◆ **EXERCISE REQUIREMENTS**: Copy out the part of the data that opens with the line containing "Detect and localize" and closes with the line containing "624, 330, 663]", both lines included, word for word. Leave the pictures out.

◆ **DATA EXCERPTS**:
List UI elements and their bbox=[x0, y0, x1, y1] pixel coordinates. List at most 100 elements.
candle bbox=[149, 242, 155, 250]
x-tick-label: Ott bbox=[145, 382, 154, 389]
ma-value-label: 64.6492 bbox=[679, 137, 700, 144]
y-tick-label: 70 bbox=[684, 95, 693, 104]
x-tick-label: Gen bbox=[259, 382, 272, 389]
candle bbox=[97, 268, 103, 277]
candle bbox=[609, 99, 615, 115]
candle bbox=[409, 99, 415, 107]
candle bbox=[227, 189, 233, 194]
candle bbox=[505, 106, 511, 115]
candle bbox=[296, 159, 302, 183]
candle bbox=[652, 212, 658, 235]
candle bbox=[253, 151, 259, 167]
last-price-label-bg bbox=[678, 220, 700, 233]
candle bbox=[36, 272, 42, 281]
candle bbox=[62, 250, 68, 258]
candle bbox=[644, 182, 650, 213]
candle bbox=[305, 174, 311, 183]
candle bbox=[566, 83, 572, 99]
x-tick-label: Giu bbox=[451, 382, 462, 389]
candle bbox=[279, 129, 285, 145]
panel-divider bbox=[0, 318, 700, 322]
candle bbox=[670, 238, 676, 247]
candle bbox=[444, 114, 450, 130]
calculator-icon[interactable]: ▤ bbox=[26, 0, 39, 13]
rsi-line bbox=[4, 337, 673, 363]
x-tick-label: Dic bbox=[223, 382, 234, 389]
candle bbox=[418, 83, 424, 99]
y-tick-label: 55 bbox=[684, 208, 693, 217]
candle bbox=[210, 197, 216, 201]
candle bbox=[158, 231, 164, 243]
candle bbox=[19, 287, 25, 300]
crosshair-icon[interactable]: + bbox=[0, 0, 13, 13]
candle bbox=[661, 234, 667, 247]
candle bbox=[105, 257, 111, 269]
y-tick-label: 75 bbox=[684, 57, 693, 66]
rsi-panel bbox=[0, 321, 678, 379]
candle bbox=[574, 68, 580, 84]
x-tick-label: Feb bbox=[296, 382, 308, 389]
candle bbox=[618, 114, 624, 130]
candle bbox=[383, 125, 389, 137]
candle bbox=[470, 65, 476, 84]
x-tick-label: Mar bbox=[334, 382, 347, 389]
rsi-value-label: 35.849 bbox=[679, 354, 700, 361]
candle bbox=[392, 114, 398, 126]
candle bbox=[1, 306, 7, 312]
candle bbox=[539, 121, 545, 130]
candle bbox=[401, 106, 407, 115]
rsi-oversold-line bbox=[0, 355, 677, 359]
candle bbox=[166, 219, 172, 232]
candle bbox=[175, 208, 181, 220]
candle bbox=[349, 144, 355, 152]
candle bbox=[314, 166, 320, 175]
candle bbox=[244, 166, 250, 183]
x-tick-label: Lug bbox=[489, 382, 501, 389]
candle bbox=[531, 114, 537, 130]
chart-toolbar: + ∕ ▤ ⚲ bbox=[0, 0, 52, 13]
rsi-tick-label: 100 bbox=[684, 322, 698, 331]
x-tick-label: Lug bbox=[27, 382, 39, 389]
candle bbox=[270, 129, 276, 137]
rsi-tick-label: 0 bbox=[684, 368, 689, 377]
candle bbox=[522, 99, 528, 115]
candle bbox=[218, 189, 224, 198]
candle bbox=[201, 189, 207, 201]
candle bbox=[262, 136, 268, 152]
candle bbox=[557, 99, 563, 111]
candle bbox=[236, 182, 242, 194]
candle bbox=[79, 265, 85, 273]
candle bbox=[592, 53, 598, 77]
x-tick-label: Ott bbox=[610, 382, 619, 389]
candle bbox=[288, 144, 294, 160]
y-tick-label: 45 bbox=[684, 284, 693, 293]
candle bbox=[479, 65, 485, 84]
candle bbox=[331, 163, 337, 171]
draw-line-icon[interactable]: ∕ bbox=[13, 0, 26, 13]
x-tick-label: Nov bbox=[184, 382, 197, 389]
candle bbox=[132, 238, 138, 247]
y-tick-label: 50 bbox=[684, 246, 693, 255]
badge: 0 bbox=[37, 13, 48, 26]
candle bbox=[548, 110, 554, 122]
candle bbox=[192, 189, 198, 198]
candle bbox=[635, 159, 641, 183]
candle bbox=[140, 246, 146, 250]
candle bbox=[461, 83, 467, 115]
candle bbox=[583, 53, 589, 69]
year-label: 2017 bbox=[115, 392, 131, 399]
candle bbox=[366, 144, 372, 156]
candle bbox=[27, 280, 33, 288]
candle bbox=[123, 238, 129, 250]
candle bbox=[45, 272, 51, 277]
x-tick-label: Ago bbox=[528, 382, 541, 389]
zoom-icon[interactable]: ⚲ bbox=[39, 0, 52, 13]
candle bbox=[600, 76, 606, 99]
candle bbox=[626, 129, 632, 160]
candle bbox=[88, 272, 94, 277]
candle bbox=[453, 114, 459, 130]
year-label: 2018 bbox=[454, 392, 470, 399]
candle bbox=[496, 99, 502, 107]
==
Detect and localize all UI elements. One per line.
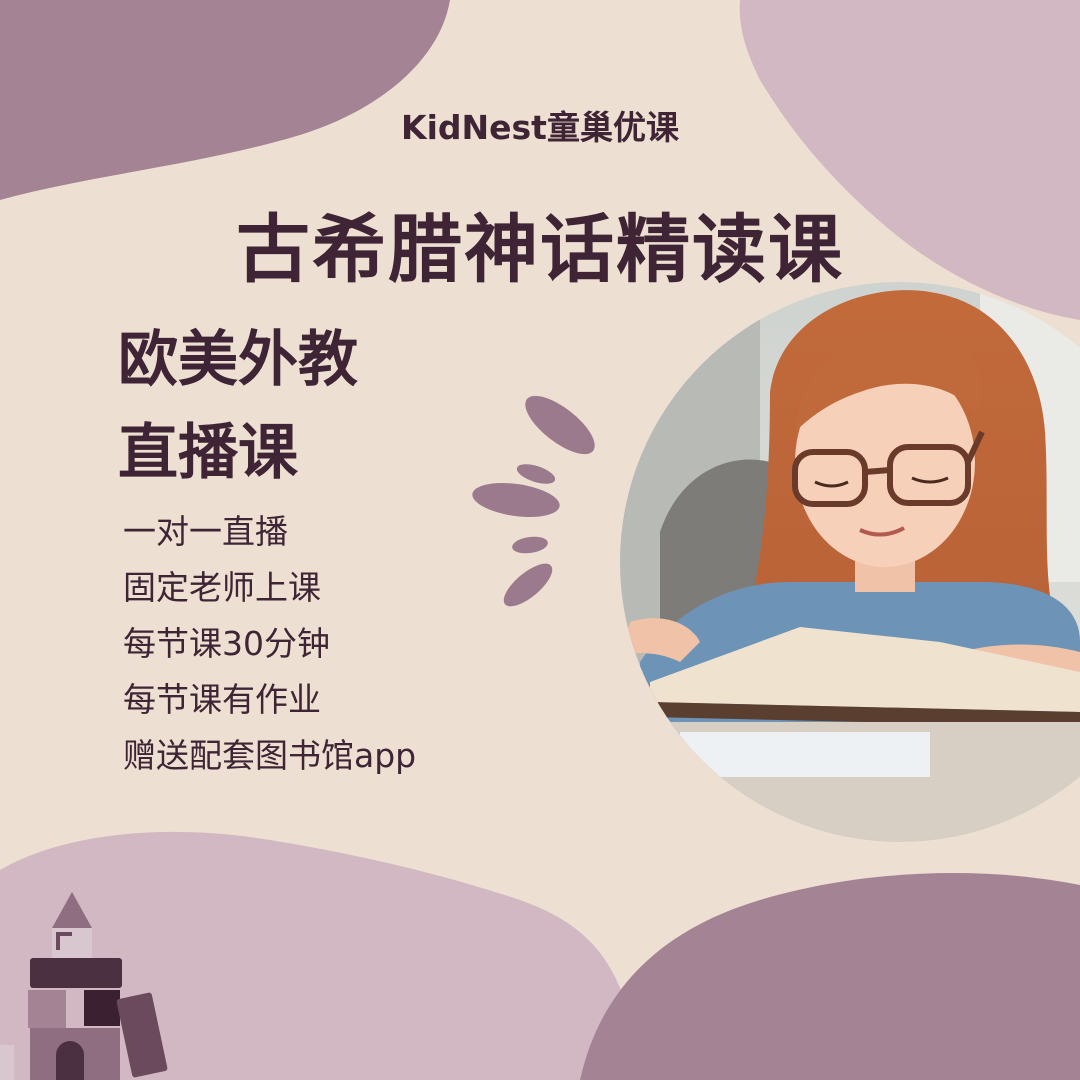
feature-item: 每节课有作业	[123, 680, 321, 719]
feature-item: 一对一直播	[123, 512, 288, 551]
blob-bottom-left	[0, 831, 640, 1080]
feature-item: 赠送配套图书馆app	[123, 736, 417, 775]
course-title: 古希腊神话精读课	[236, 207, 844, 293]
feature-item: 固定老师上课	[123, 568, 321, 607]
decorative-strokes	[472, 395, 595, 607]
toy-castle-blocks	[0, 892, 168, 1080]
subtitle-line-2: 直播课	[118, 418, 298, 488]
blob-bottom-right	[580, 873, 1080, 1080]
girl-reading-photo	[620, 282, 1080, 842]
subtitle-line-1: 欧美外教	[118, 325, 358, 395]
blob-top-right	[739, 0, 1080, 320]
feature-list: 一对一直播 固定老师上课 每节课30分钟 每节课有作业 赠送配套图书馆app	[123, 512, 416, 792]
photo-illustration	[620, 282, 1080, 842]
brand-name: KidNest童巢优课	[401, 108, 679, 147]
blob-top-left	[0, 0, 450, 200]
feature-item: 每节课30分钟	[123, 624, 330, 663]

◆ **THE REPLY**:
Detect and localize all UI elements. One per line.
feature-item: 每节课有作业	[123, 680, 321, 719]
feature-item: 一对一直播	[123, 512, 288, 551]
blob-bottom-left	[0, 831, 640, 1080]
feature-item: 赠送配套图书馆app	[123, 736, 417, 775]
course-title: 古希腊神话精读课	[236, 207, 844, 293]
feature-item: 固定老师上课	[123, 568, 321, 607]
decorative-strokes	[472, 395, 595, 607]
toy-castle-blocks	[0, 892, 168, 1080]
subtitle-line-2: 直播课	[118, 418, 298, 488]
blob-bottom-right	[580, 873, 1080, 1080]
girl-reading-photo	[620, 282, 1080, 842]
subtitle-line-1: 欧美外教	[118, 325, 358, 395]
blob-top-right	[739, 0, 1080, 320]
feature-list: 一对一直播 固定老师上课 每节课30分钟 每节课有作业 赠送配套图书馆app	[123, 512, 416, 792]
photo-illustration	[620, 282, 1080, 842]
brand-name: KidNest童巢优课	[401, 108, 679, 147]
blob-top-left	[0, 0, 450, 200]
feature-item: 每节课30分钟	[123, 624, 330, 663]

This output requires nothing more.